begin Records to process

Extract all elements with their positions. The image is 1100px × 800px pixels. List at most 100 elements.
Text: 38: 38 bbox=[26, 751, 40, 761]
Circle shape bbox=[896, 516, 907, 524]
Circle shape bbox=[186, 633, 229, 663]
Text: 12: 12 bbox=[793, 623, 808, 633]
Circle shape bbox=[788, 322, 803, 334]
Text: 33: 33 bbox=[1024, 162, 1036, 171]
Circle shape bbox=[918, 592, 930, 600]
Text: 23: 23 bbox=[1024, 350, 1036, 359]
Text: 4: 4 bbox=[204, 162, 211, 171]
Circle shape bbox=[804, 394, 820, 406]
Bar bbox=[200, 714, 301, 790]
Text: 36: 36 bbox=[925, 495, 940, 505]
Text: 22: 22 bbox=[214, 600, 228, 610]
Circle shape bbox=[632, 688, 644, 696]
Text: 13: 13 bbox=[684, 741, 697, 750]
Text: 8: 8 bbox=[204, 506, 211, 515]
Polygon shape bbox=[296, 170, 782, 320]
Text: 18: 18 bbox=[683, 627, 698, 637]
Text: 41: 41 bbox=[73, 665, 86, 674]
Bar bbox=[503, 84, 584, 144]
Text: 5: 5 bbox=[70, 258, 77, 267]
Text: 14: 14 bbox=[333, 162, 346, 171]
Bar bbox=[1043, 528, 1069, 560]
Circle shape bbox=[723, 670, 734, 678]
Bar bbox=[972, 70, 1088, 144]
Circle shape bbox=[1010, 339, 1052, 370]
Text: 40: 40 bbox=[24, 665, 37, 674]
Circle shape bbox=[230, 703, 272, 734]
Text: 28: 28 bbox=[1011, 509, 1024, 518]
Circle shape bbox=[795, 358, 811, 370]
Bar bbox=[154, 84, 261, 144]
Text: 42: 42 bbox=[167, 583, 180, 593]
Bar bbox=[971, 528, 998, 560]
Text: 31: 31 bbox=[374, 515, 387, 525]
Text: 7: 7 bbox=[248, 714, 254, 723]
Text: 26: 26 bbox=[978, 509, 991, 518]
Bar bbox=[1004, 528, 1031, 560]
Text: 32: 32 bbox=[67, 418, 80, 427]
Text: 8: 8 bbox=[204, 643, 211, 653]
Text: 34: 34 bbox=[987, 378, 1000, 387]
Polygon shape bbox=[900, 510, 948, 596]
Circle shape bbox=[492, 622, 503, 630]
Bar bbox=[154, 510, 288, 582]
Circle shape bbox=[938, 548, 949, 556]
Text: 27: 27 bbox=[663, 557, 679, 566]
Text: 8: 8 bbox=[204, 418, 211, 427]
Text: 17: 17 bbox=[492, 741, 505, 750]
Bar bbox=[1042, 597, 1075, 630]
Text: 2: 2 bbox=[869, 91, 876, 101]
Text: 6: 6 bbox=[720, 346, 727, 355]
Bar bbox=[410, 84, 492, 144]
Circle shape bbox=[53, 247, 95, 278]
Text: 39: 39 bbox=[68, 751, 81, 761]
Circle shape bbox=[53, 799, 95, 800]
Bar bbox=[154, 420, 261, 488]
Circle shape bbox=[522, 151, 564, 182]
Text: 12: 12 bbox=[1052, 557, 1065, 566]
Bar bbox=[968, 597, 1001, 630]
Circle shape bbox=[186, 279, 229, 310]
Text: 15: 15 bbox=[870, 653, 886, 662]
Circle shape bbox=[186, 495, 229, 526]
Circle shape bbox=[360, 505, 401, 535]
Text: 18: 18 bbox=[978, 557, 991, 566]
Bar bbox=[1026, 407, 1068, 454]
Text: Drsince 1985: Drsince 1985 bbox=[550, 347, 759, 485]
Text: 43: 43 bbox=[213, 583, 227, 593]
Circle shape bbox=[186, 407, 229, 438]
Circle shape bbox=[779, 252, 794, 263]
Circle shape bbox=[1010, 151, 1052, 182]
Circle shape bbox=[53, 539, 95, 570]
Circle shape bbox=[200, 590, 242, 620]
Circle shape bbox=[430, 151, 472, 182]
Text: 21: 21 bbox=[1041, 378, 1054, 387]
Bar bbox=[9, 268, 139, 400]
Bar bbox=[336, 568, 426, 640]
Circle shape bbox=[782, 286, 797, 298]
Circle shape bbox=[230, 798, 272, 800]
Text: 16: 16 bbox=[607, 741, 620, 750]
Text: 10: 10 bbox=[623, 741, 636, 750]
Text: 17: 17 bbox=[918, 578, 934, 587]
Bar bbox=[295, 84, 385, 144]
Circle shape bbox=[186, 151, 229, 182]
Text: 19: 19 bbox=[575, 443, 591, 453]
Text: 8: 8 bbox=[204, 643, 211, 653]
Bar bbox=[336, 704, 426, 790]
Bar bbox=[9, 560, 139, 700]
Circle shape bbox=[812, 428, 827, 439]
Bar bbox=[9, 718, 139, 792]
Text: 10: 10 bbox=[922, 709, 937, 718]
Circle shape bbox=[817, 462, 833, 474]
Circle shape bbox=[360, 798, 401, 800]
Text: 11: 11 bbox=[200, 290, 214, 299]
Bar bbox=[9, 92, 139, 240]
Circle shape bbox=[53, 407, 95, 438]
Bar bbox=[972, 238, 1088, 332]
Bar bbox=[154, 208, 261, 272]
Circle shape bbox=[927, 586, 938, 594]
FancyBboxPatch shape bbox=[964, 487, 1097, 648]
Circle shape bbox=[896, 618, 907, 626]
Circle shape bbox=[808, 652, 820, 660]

end Records to process

Required work ▸ Copy the material word for word, starting with its first line and ending with the line that contains "Text: 22: 22 bbox=[214, 600, 228, 610]", including that line.

Task solution ▸
Extract all elements with their positions. The image is 1100px × 800px pixels. List at most 100 elements.
Text: 38: 38 bbox=[26, 751, 40, 761]
Circle shape bbox=[896, 516, 907, 524]
Circle shape bbox=[186, 633, 229, 663]
Text: 12: 12 bbox=[793, 623, 808, 633]
Circle shape bbox=[788, 322, 803, 334]
Text: 33: 33 bbox=[1024, 162, 1036, 171]
Circle shape bbox=[918, 592, 930, 600]
Text: 23: 23 bbox=[1024, 350, 1036, 359]
Text: 4: 4 bbox=[204, 162, 211, 171]
Circle shape bbox=[804, 394, 820, 406]
Bar bbox=[200, 714, 301, 790]
Text: 36: 36 bbox=[925, 495, 940, 505]
Text: 22: 22 bbox=[214, 600, 228, 610]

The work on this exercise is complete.